* START Text *
# #6 pick



## Dustin Hellums (Jun 13, 2002)

There has been some talk that the Suns may acquire the #6 pick in the draft from the Cavs. We would have to trade after the pick was taken though. Cleveland wouldn't mind giving up the pick this year from what I hear, but there are some rules prohibiting such a deal. It would be nice to be able to have two lottery picks but do you think the deal will go through. I'm not sure on all the details of why Cleveland can't just give us the pick, but there must be some way to get it.


----------



## Sunsfan (Jun 12, 2002)

I've heard the same thing, but if the deal is with the Suns, the Cavs will be able to make the trade during the draft. The reason they can't trade the pick is because of the Ted Stepien Rule, which states that a team cannot trade consecutive first round picks. Since the Suns own a future Cleveland pick, the Cavs are handcuffed as to what trades they can make with picks. The proposed trade I heard has that owed pick, Alton Ford, and a future Phoenix first headed to Cleveland for the #6 and baggage (I'm not sure what they have to give up, but Ford's salary is miniscule; a player making the veteran's minimum can cover that). Word has it that the Cavs are drooling over LeBron James, and want to "increase their odds" of getting the 1st pick. Basically, they're willing to dump this year's pick and tank the season, a la San Antonio, for a shot at a future superstar. That, combined with reports that Phoenix is looking to add another first rounder, make rumors of the two doing business together inevitable. Hopefully, the Colangelos can get something done, so the Suns can add even more great young players.
* END Text *
* START Information given *
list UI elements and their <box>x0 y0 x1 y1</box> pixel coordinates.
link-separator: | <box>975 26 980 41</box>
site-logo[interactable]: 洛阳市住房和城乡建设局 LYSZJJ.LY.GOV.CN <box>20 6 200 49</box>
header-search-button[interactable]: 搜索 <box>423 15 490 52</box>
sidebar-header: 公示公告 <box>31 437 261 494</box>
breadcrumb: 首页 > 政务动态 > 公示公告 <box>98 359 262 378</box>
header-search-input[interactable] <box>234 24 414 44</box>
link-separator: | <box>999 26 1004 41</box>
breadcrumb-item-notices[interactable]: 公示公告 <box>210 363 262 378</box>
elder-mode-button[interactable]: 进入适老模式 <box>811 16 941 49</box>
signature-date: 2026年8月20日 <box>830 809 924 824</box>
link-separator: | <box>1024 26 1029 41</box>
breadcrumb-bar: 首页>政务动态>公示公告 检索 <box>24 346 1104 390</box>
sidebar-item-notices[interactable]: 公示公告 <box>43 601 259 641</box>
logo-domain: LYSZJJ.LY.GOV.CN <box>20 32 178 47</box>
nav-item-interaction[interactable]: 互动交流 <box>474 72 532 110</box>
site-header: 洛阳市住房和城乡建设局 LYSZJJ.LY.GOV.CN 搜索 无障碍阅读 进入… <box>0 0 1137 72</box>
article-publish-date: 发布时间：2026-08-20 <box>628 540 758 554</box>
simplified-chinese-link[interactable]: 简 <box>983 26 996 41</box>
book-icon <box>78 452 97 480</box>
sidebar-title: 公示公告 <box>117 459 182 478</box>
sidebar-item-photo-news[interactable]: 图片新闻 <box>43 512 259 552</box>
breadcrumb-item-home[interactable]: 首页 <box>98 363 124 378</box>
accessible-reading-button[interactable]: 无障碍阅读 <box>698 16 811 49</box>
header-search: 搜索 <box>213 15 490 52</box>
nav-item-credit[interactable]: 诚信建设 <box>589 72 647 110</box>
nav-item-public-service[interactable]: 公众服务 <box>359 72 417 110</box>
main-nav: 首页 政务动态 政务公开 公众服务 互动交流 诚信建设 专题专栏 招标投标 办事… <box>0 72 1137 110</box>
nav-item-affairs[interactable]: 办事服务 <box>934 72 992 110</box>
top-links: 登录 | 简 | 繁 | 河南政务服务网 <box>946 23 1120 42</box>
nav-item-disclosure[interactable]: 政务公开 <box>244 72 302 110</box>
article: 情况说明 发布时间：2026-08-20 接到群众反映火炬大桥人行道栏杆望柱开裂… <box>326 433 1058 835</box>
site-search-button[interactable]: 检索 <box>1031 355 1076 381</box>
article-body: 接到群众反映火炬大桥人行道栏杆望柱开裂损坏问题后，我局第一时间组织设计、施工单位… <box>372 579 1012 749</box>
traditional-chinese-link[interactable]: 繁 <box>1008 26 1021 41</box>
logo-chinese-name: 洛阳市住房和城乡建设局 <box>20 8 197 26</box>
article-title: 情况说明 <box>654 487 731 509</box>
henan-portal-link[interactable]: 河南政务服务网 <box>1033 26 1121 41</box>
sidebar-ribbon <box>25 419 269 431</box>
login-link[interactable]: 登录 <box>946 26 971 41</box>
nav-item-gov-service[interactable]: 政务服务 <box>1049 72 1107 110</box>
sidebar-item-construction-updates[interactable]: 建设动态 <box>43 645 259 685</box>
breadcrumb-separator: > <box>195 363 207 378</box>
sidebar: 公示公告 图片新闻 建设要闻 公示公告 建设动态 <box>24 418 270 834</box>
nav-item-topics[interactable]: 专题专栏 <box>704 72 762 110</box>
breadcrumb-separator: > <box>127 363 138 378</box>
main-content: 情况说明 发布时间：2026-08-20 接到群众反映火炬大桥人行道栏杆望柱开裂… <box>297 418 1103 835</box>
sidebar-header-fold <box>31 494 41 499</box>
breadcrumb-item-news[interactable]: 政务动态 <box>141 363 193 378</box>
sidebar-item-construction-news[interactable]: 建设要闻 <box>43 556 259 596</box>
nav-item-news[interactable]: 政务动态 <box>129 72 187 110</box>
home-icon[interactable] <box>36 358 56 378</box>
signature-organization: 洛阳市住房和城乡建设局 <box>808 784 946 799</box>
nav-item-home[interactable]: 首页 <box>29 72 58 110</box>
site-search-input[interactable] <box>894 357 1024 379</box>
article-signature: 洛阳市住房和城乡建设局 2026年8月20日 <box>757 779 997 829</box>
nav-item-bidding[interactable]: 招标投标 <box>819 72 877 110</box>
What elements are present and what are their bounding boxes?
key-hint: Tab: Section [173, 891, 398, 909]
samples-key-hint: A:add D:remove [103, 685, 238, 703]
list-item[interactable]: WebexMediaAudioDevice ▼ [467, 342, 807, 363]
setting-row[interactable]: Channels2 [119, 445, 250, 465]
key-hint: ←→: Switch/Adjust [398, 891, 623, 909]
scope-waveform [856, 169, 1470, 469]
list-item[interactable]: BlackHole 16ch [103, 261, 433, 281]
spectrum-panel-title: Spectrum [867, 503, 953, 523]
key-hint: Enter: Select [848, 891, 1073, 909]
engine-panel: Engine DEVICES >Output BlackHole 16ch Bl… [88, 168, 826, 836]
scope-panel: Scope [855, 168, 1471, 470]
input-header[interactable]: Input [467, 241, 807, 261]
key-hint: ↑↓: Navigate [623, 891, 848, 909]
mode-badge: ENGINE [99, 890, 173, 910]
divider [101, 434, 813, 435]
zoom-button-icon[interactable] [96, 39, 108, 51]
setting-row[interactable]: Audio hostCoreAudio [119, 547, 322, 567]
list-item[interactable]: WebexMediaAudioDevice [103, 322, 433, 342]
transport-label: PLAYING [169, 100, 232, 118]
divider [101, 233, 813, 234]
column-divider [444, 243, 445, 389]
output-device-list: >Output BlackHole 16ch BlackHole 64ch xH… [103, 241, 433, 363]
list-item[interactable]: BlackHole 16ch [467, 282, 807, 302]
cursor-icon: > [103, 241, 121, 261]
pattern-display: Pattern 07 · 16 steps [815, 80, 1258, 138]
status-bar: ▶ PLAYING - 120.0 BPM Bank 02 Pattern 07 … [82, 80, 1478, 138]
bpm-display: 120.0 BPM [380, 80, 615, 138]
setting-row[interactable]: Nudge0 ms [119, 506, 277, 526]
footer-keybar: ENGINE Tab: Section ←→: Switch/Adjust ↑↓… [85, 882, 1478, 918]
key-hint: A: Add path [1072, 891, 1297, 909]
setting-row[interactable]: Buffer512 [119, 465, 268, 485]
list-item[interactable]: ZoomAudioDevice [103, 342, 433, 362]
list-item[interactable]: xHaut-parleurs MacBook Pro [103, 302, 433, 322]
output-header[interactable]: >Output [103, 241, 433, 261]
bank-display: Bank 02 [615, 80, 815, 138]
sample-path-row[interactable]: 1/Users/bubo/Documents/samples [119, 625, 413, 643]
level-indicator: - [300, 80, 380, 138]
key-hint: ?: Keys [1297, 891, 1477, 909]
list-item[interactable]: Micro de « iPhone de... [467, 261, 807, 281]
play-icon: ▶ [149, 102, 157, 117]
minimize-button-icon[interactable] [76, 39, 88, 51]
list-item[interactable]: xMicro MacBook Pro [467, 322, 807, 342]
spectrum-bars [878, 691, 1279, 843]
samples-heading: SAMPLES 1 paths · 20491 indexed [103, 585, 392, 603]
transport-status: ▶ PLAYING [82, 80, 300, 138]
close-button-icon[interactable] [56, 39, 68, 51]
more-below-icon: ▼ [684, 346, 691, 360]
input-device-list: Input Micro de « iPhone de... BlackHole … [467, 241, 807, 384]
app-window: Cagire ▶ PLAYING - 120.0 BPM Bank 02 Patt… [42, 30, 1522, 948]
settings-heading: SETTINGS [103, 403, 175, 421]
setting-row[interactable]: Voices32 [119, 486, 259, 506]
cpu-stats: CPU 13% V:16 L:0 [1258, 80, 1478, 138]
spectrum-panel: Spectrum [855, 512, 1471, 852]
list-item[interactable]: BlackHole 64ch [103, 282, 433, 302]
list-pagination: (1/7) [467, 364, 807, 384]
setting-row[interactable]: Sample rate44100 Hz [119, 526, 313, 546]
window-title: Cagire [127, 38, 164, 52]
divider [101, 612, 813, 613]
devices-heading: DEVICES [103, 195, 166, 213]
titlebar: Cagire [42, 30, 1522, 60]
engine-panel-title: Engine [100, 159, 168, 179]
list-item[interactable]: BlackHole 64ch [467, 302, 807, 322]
* END Information given *
### Direction
Print, word for word, the part of the draft-pick thread that opens with the words containing "## Dustin Hellums" and closes with "way to get it.". The entries come from a different source than the draft-pick thread.

### Reply to the exercise
## Dustin Hellums (Jun 13, 2002)

There has been some talk that the Suns may acquire the #6 pick in the draft from the Cavs. We would have to trade after the pick was taken though. Cleveland wouldn't mind giving up the pick this year from what I hear, but there are some rules prohibiting such a deal. It would be nice to be able to have two lottery picks but do you think the deal will go through. I'm not sure on all the details of why Cleveland can't just give us the pick, but there must be some way to get it.